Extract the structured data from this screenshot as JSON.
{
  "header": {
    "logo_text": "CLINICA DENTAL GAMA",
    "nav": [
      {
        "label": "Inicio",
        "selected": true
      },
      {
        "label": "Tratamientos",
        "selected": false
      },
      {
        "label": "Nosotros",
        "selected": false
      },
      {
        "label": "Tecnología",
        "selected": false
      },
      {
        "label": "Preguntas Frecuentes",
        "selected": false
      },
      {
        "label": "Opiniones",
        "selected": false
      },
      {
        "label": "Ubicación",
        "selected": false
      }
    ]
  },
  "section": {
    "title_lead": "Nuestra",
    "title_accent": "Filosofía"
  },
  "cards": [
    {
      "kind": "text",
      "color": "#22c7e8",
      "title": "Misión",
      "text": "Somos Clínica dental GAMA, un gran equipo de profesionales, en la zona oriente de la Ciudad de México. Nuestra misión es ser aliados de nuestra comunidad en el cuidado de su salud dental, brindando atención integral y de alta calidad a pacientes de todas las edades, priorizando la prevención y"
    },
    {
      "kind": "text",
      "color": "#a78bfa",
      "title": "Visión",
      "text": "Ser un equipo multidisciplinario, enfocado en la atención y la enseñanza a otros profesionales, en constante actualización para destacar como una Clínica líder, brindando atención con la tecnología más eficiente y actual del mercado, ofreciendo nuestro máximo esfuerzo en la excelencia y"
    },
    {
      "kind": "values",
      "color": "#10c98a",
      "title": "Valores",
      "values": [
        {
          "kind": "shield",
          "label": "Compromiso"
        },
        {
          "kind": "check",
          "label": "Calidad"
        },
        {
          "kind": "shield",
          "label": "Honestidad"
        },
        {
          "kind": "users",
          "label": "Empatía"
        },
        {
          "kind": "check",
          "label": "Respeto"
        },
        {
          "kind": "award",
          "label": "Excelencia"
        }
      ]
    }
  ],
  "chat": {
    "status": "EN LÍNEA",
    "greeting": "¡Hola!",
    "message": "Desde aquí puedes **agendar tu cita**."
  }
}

◆ WORK REQUIRED ◆
From the data above, extract every line in its exact form.

◆ FINISHED ANSWER ◆
Extract the structured data from this screenshot as JSON.
{
  "header": {
    "logo_text": "CLINICA DENTAL GAMA",
    "nav": [
      {
        "label": "Inicio",
        "selected": true
      },
      {
        "label": "Tratamientos",
        "selected": false
      },
      {
        "label": "Nosotros",
        "selected": false
      },
      {
        "label": "Tecnología",
        "selected": false
      },
      {
        "label": "Preguntas Frecuentes",
        "selected": false
      },
      {
        "label": "Opiniones",
        "selected": false
      },
      {
        "label": "Ubicación",
        "selected": false
      }
    ]
  },
  "section": {
    "title_lead": "Nuestra",
    "title_accent": "Filosofía"
  },
  "cards": [
    {
      "kind": "text",
      "color": "#22c7e8",
      "title": "Misión",
      "text": "Somos Clínica dental GAMA, un gran equipo de profesionales, en la zona oriente de la Ciudad de México. Nuestra misión es ser aliados de nuestra comunidad en el cuidado de su salud dental, brindando atención integral y de alta calidad a pacientes de todas las edades, priorizando la prevención y"
    },
    {
      "kind": "text",
      "color": "#a78bfa",
      "title": "Visión",
      "text": "Ser un equipo multidisciplinario, enfocado en la atención y la enseñanza a otros profesionales, en constante actualización para destacar como una Clínica líder, brindando atención con la tecnología más eficiente y actual del mercado, ofreciendo nuestro máximo esfuerzo en la excelencia y"
    },
    {
      "kind": "values",
      "color": "#10c98a",
      "title": "Valores",
      "values": [
        {
          "kind": "shield",
          "label": "Compromiso"
        },
        {
          "kind": "check",
          "label": "Calidad"
        },
        {
          "kind": "shield",
          "label": "Honestidad"
        },
        {
          "kind": "users",
          "label": "Empatía"
        },
        {
          "kind": "check",
          "label": "Respeto"
        },
        {
          "kind": "award",
          "label": "Excelencia"
        }
      ]
    }
  ],
  "chat": {
    "status": "EN LÍNEA",
    "greeting": "¡Hola!",
    "message": "Desde aquí puedes **agendar tu cita**."
  }
}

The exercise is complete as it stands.